• [How to complete this task] Count every line below containing "Capability"; state the number only.
══════════
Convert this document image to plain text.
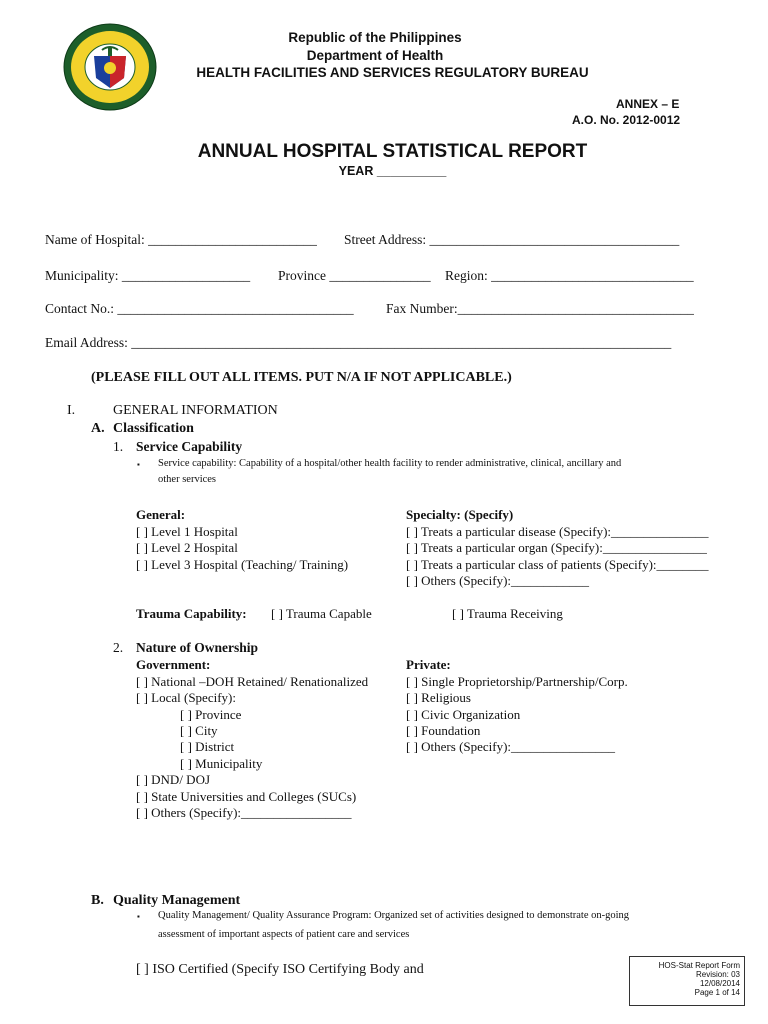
Republic of the Philippines
Department of Health
HEALTH FACILITIES AND SERVICES REGULATORY BUREAU
ANNEX – E
A.O. No. 2012-0012
ANNUAL HOSPITAL STATISTICAL REPORT
YEAR __________
Name of Hospital: _________________________ Street Address: _____________________________________
Municipality: ___________________ Province _______________ Region: ______________________________
Contact No.: ___________________________________ Fax Number:___________________________________
Email Address: ________________________________________________________________________________
(PLEASE FILL OUT ALL ITEMS. PUT N/A IF NOT APPLICABLE.)
I.	GENERAL INFORMATION
A. Classification
1. Service Capability
▪ Service capability: Capability of a hospital/other health facility to render administrative, clinical, ancillary and
other services
General:
[ ] Level 1 Hospital
[ ] Level 2 Hospital
[ ] Level 3 Hospital (Teaching/ Training)
Specialty: (Specify)
[ ] Treats a particular disease (Specify):_______________
[ ] Treats a particular organ (Specify):________________
[ ] Treats a particular class of patients (Specify):________
[ ] Others (Specify):____________
Trauma Capability: [ ] Trauma Capable	[ ] Trauma Receiving
2. Nature of Ownership
Government:
[ ] National –DOH Retained/ Renationalized
[ ] Local (Specify):
[ ] Province
[ ] City
[ ] District
[ ] Municipality
[ ] DND/ DOJ
[ ] State Universities and Colleges (SUCs)
[ ] Others (Specify):_________________
Private:
[ ] Single Proprietorship/Partnership/Corp.
[ ] Religious
[ ] Civic Organization
[ ] Foundation
[ ] Others (Specify):________________
B. Quality Management
▪ Quality Management/ Quality Assurance Program: Organized set of activities designed to demonstrate on-going
assessment of important aspects of patient care and services
[ ] ISO Certified (Specify ISO Certifying Body and	HOS-Stat Report Form
Revision: 03
12/08/2014
Page 1 of 14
══════════
• [Solution to this task] 3